TEXT SECTION —
- Opening Delimiter -

The First Two Billion Years of Galaxy Formation: The Reionization Epoch and Beyond

Scientific Organizing Committee

Garth Illingworth (chair), Rychard Bouwens, Marijn Franx, Mauro Giavalisco, Guinevere Kauffmann, Simon White, Rosie Wyse

Scientific Rationale

Over the past years, we have made great strides in our ability to understand and to characterize the distant universe in its first two billion years. These advances have been made possible by the significant array of 8-10 meter class telescopes, large wide-area optical and near-infrared imagers, the Hubble Space Telescope, radio telescopes with kilometer long baselines, and a large array of other telescopes in space including Chandra, XMM, and the Spitzer Space Telescope. Somewhat simultaneously, similar advances have been made in the computational arena, and now with the current generation of simulations we are able to simulate very large volumes of over 500h-1 Mpc on a side, with a mass resolution of ~1010 solar masses. All these advances have been extremely helpful for studies of early galaxy formation which require superb observational and computational tools, and now we are able to identify candidate galaxies out to redshifts as high as z~7-10 and study massive galaxies at z~2-3 in significant detail. The goal of this meeting was to bring together a large community of observers and theorists studying a wide range of different phenomena in high-redshift galaxies.

- Closing Delimiter -

EXERCISE DIRECTIONS — Summarize the meeting description in two sentences. Answer from the text alone.

Page segmentation data —
- Opening Delimiter -

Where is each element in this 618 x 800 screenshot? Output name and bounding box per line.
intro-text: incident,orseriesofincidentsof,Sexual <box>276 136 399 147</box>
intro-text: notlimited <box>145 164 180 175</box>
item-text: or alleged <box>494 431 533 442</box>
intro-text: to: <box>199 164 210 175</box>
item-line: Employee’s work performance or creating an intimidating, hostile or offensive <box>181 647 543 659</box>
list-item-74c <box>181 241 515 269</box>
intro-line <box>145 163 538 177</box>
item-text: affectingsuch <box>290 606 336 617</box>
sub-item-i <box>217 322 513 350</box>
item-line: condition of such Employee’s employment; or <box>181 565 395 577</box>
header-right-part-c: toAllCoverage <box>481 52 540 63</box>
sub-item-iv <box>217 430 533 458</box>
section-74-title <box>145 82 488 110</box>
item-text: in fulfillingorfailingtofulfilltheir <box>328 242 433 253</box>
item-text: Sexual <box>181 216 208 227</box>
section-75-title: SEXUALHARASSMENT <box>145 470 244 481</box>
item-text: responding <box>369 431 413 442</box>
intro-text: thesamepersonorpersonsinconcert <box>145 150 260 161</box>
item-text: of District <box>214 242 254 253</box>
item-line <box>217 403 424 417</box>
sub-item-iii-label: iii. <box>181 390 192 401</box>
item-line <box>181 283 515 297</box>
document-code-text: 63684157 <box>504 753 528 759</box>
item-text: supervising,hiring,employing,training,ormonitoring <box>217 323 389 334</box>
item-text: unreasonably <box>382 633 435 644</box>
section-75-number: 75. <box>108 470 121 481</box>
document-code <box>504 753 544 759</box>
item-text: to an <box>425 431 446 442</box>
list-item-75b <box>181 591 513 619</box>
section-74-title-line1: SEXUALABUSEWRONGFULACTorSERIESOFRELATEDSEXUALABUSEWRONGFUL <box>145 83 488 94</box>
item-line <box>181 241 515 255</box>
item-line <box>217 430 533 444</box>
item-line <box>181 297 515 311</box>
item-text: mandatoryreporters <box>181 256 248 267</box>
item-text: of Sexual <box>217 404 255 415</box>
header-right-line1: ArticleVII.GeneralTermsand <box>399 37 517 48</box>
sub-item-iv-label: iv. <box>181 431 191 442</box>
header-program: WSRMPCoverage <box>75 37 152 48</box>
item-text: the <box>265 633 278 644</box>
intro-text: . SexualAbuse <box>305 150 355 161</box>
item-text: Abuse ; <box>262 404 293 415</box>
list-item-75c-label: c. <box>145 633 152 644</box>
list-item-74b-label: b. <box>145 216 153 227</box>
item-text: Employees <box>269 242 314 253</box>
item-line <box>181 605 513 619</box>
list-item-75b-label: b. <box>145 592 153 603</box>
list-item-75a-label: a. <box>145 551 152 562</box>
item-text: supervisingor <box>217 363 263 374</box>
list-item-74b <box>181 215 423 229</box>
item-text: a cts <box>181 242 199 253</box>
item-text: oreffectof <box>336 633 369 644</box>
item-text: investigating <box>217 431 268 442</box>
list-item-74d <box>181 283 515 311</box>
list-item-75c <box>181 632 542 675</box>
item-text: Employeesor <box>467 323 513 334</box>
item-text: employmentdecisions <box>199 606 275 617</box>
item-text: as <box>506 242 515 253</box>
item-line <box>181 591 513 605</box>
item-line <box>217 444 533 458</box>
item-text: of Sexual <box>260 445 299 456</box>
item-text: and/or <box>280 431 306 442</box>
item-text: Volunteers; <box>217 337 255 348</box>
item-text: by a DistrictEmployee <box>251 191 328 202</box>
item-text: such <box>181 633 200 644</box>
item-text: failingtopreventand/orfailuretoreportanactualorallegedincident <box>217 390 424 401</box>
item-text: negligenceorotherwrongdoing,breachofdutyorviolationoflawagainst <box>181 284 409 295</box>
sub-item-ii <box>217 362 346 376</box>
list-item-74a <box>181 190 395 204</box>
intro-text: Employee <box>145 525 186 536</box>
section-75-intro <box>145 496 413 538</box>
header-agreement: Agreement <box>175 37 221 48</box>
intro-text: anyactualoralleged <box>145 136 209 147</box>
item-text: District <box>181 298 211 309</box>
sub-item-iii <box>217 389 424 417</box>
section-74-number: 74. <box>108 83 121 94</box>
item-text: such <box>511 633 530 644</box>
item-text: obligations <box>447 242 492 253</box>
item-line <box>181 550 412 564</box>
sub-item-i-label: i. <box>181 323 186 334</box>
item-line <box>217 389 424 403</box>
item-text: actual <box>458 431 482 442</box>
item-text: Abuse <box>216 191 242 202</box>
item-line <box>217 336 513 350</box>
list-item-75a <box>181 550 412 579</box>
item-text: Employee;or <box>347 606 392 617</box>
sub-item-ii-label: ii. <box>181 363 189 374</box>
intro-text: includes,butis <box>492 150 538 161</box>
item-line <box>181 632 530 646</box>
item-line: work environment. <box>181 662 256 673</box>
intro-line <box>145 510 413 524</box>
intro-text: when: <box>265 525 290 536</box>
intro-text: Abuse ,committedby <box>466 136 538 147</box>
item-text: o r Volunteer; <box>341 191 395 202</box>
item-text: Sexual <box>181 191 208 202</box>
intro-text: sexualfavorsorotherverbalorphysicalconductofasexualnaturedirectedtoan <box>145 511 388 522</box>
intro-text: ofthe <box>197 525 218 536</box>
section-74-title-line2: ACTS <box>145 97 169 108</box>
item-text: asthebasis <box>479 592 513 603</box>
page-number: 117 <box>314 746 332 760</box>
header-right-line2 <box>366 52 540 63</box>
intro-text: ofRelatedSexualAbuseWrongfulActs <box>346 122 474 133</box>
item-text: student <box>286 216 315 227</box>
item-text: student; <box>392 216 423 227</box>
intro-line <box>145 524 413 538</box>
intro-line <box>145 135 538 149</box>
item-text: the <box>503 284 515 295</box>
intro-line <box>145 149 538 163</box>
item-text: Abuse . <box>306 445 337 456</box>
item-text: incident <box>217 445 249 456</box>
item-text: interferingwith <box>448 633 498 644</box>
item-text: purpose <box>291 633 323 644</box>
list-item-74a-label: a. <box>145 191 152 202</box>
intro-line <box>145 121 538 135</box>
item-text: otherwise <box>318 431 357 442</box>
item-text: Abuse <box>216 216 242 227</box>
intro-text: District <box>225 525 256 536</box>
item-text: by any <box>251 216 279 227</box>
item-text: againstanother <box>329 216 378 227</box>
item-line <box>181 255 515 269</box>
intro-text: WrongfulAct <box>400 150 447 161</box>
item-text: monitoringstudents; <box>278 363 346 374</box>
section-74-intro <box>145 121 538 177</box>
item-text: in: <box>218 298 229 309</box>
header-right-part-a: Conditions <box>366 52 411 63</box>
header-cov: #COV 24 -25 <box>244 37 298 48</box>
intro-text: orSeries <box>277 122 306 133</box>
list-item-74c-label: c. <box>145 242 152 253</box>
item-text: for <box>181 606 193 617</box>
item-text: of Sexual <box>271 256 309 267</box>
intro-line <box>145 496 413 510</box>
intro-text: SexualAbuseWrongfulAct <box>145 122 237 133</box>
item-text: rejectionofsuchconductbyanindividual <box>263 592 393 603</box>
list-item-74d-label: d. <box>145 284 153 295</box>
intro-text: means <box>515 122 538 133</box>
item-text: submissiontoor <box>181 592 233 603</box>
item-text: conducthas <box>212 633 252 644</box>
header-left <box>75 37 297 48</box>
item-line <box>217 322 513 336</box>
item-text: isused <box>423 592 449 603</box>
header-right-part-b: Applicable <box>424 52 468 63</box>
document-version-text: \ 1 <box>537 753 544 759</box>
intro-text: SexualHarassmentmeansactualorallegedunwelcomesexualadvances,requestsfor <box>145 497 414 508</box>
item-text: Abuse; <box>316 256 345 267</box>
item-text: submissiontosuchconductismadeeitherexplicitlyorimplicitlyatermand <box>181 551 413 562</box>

- Closing Delimiter -

COMPLETED EXERCISE — Advances in ground and space telescopes, together with simulations of very large volumes, have greatly improved the understanding of the universe's first two billion years. These tools now allow candidate galaxies to be identified out to redshifts of z~7-10 and massive galaxies at z~2-3 to be studied in detail, and the meeting aimed to bring together observers and theorists studying high-redshift galaxies.